**Excerpt from a dataset**.
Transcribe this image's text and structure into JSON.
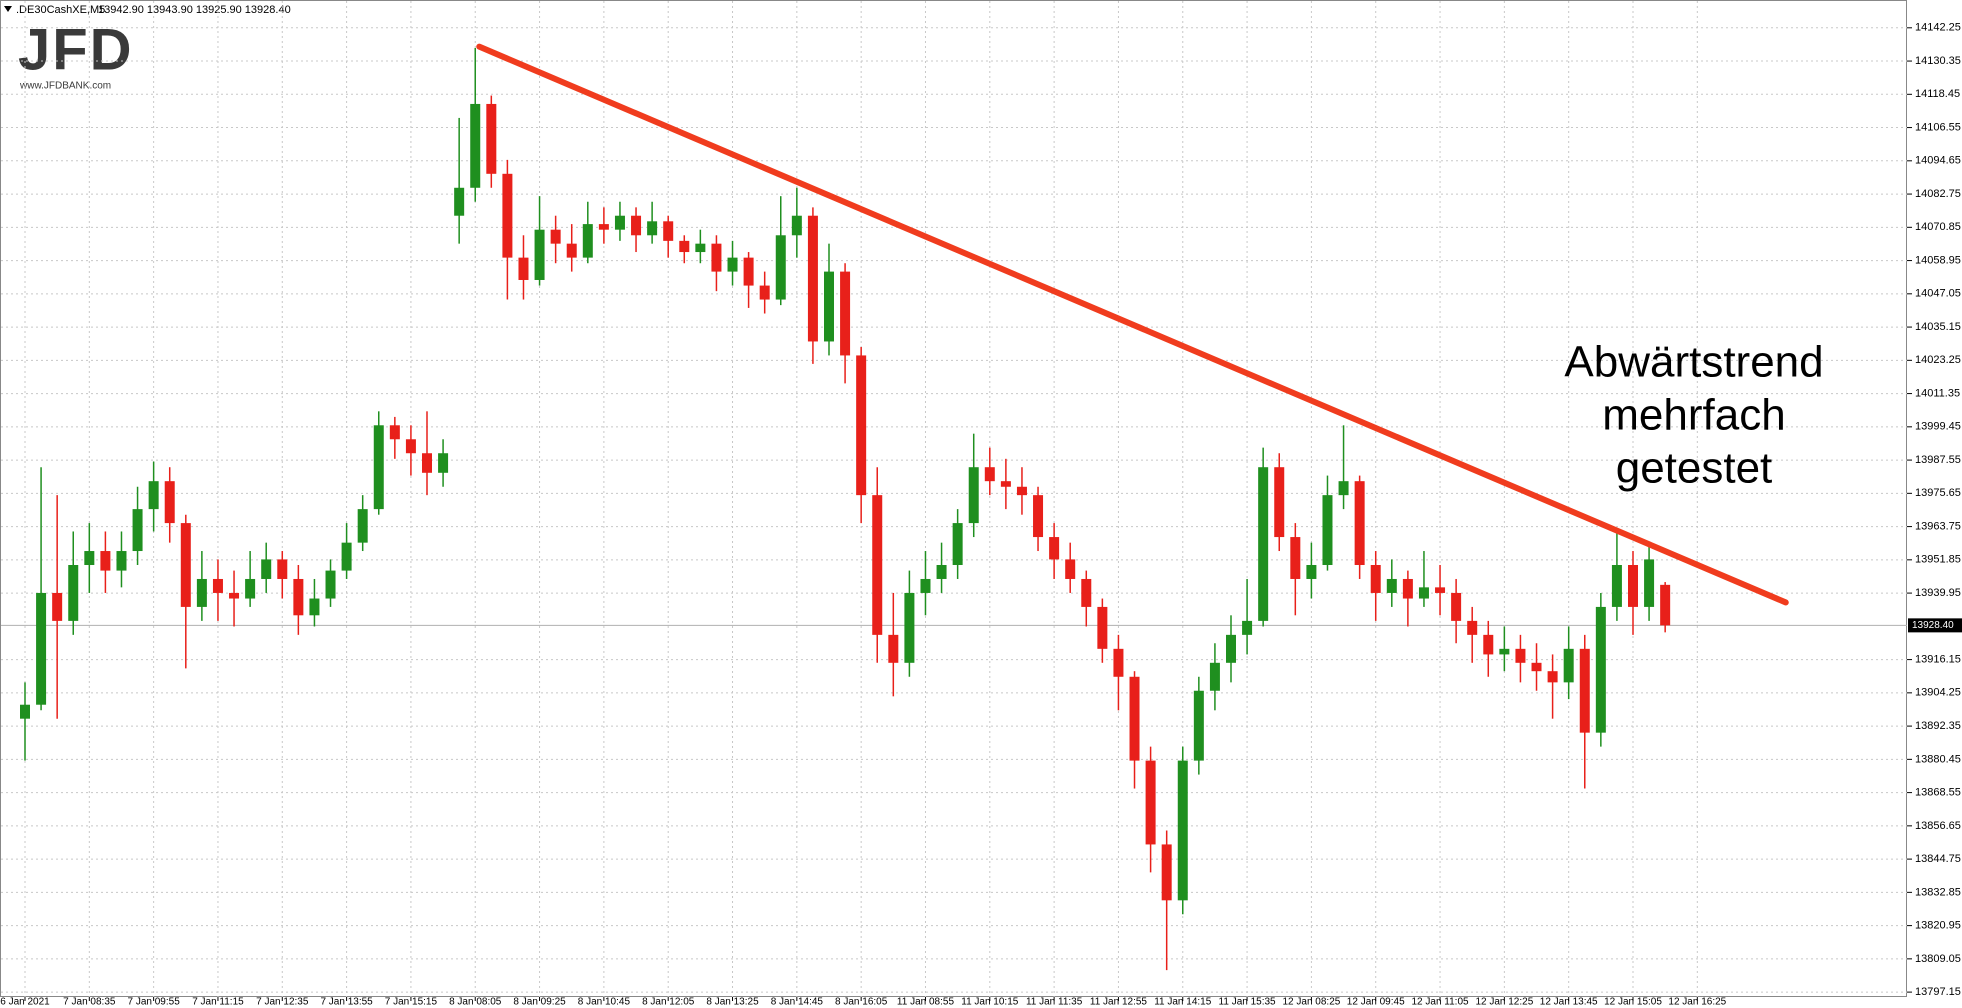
{
  "header": {
    "symbol": ".DE30CashXE,M5",
    "quote": "13942.90 13943.90 13925.90 13928.40"
  },
  "logo": {
    "text": "JFD",
    "url": "www.JFDBANK.com"
  },
  "chart_data": {
    "type": "candlestick",
    "series": [
      {
        "up_color": "#1f8f1f",
        "down_color": "#e8201a",
        "open": [
          13895,
          13900,
          13940,
          13930,
          13950,
          13955,
          13948,
          13955,
          13970,
          13980,
          13965,
          13935,
          13945,
          13940,
          13938,
          13945,
          13952,
          13945,
          13932,
          13938,
          13948,
          13958,
          13970,
          14000,
          13995,
          13990,
          13983,
          14075,
          14085,
          14115,
          14090,
          14060,
          14052,
          14070,
          14065,
          14060,
          14072,
          14070,
          14075,
          14068,
          14073,
          14066,
          14062,
          14065,
          14055,
          14060,
          14050,
          14045,
          14068,
          14075,
          14030,
          14055,
          14025,
          13975,
          13925,
          13915,
          13940,
          13945,
          13950,
          13965,
          13985,
          13980,
          13978,
          13975,
          13960,
          13952,
          13945,
          13935,
          13920,
          13910,
          13880,
          13850,
          13830,
          13880,
          13905,
          13915,
          13925,
          13930,
          13985,
          13960,
          13945,
          13950,
          13975,
          13980,
          13950,
          13940,
          13945,
          13938,
          13942,
          13940,
          13930,
          13925,
          13918,
          13920,
          13915,
          13912,
          13908,
          13920,
          13890,
          13935,
          13950,
          13935,
          13942.9
        ],
        "high": [
          13908,
          13985,
          13975,
          13962,
          13965,
          13962,
          13962,
          13978,
          13987,
          13985,
          13968,
          13955,
          13952,
          13948,
          13955,
          13958,
          13955,
          13950,
          13945,
          13952,
          13965,
          13975,
          14005,
          14003,
          14000,
          14005,
          13995,
          14110,
          14135,
          14118,
          14095,
          14068,
          14082,
          14075,
          14072,
          14080,
          14078,
          14080,
          14078,
          14080,
          14075,
          14068,
          14070,
          14068,
          14066,
          14062,
          14055,
          14082,
          14085,
          14078,
          14065,
          14058,
          14028,
          13985,
          13940,
          13948,
          13955,
          13958,
          13970,
          13997,
          13992,
          13988,
          13985,
          13978,
          13965,
          13958,
          13948,
          13938,
          13925,
          13912,
          13885,
          13855,
          13885,
          13910,
          13922,
          13932,
          13945,
          13992,
          13990,
          13965,
          13958,
          13982,
          14000,
          13982,
          13955,
          13952,
          13948,
          13955,
          13950,
          13945,
          13935,
          13930,
          13928,
          13925,
          13922,
          13918,
          13928,
          13925,
          13940,
          13962,
          13955,
          13958,
          13943.9
        ],
        "low": [
          13880,
          13898,
          13895,
          13925,
          13940,
          13940,
          13942,
          13950,
          13962,
          13958,
          13913,
          13930,
          13930,
          13928,
          13935,
          13940,
          13938,
          13925,
          13928,
          13935,
          13945,
          13955,
          13968,
          13988,
          13982,
          13975,
          13978,
          14065,
          14080,
          14085,
          14045,
          14045,
          14050,
          14058,
          14055,
          14058,
          14065,
          14066,
          14062,
          14065,
          14060,
          14058,
          14058,
          14048,
          14050,
          14042,
          14040,
          14043,
          14060,
          14022,
          14025,
          14015,
          13965,
          13915,
          13903,
          13910,
          13932,
          13940,
          13945,
          13960,
          13975,
          13970,
          13968,
          13955,
          13945,
          13940,
          13928,
          13915,
          13898,
          13870,
          13840,
          13805,
          13825,
          13875,
          13898,
          13908,
          13918,
          13928,
          13955,
          13932,
          13938,
          13948,
          13970,
          13945,
          13930,
          13935,
          13928,
          13935,
          13932,
          13922,
          13915,
          13910,
          13912,
          13908,
          13905,
          13895,
          13902,
          13870,
          13885,
          13930,
          13925,
          13930,
          13925.9
        ],
        "close": [
          13900,
          13940,
          13930,
          13950,
          13955,
          13948,
          13955,
          13970,
          13980,
          13965,
          13935,
          13945,
          13940,
          13938,
          13945,
          13952,
          13945,
          13932,
          13938,
          13948,
          13958,
          13970,
          14000,
          13995,
          13990,
          13983,
          13990,
          14085,
          14115,
          14090,
          14060,
          14052,
          14070,
          14065,
          14060,
          14072,
          14070,
          14075,
          14068,
          14073,
          14066,
          14062,
          14065,
          14055,
          14060,
          14050,
          14045,
          14068,
          14075,
          14030,
          14055,
          14025,
          13975,
          13925,
          13915,
          13940,
          13945,
          13950,
          13965,
          13985,
          13980,
          13978,
          13975,
          13960,
          13952,
          13945,
          13935,
          13920,
          13910,
          13880,
          13850,
          13830,
          13880,
          13905,
          13915,
          13925,
          13930,
          13985,
          13960,
          13945,
          13950,
          13975,
          13980,
          13950,
          13940,
          13945,
          13938,
          13942,
          13940,
          13930,
          13925,
          13918,
          13920,
          13915,
          13912,
          13908,
          13920,
          13890,
          13935,
          13950,
          13935,
          13952,
          13928.4
        ]
      }
    ],
    "xticks": [
      {
        "value": 0,
        "label": "6 Jan 2021"
      },
      {
        "value": 4,
        "label": "7 Jan 08:35"
      },
      {
        "value": 8,
        "label": "7 Jan 09:55"
      },
      {
        "value": 12,
        "label": "7 Jan 11:15"
      },
      {
        "value": 16,
        "label": "7 Jan 12:35"
      },
      {
        "value": 20,
        "label": "7 Jan 13:55"
      },
      {
        "value": 24,
        "label": "7 Jan 15:15"
      },
      {
        "value": 28,
        "label": "8 Jan 08:05"
      },
      {
        "value": 32,
        "label": "8 Jan 09:25"
      },
      {
        "value": 36,
        "label": "8 Jan 10:45"
      },
      {
        "value": 40,
        "label": "8 Jan 12:05"
      },
      {
        "value": 44,
        "label": "8 Jan 13:25"
      },
      {
        "value": 48,
        "label": "8 Jan 14:45"
      },
      {
        "value": 52,
        "label": "8 Jan 16:05"
      },
      {
        "value": 56,
        "label": "11 Jan 08:55"
      },
      {
        "value": 60,
        "label": "11 Jan 10:15"
      },
      {
        "value": 64,
        "label": "11 Jan 11:35"
      },
      {
        "value": 68,
        "label": "11 Jan 12:55"
      },
      {
        "value": 72,
        "label": "11 Jan 14:15"
      },
      {
        "value": 76,
        "label": "11 Jan 15:35"
      },
      {
        "value": 80,
        "label": "12 Jan 08:25"
      },
      {
        "value": 84,
        "label": "12 Jan 09:45"
      },
      {
        "value": 88,
        "label": "12 Jan 11:05"
      },
      {
        "value": 92,
        "label": "12 Jan 12:25"
      },
      {
        "value": 96,
        "label": "12 Jan 13:45"
      },
      {
        "value": 100,
        "label": "12 Jan 15:05"
      },
      {
        "value": 104,
        "label": "12 Jan 16:25"
      }
    ],
    "ylim": [
      13795.4,
      14152.2
    ],
    "yticks": [
      14142.25,
      14130.35,
      14118.45,
      14106.55,
      14094.65,
      14082.75,
      14070.85,
      14058.95,
      14047.05,
      14035.15,
      14023.25,
      14011.35,
      13999.45,
      13987.55,
      13975.65,
      13963.75,
      13951.85,
      13939.95,
      13916.15,
      13904.25,
      13892.35,
      13880.45,
      13868.55,
      13856.65,
      13844.75,
      13832.85,
      13820.95,
      13809.05,
      13797.15
    ],
    "grid": true,
    "current_price": {
      "value": 13928.4,
      "label": "13928.40"
    },
    "trendline": {
      "x": [
        28.25,
        109.5
      ],
      "y": [
        14135.5,
        13936.6
      ],
      "color": "#f03c1e"
    },
    "annotation": [
      "Abwärtstrend",
      "mehrfach",
      "getestet"
    ]
  }
}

**Instruction**. Read the lines above. Gather those in which the string "text" is found.

**The output**.
Transcribe this image's text and structure into JSON.
    "text": "JFD",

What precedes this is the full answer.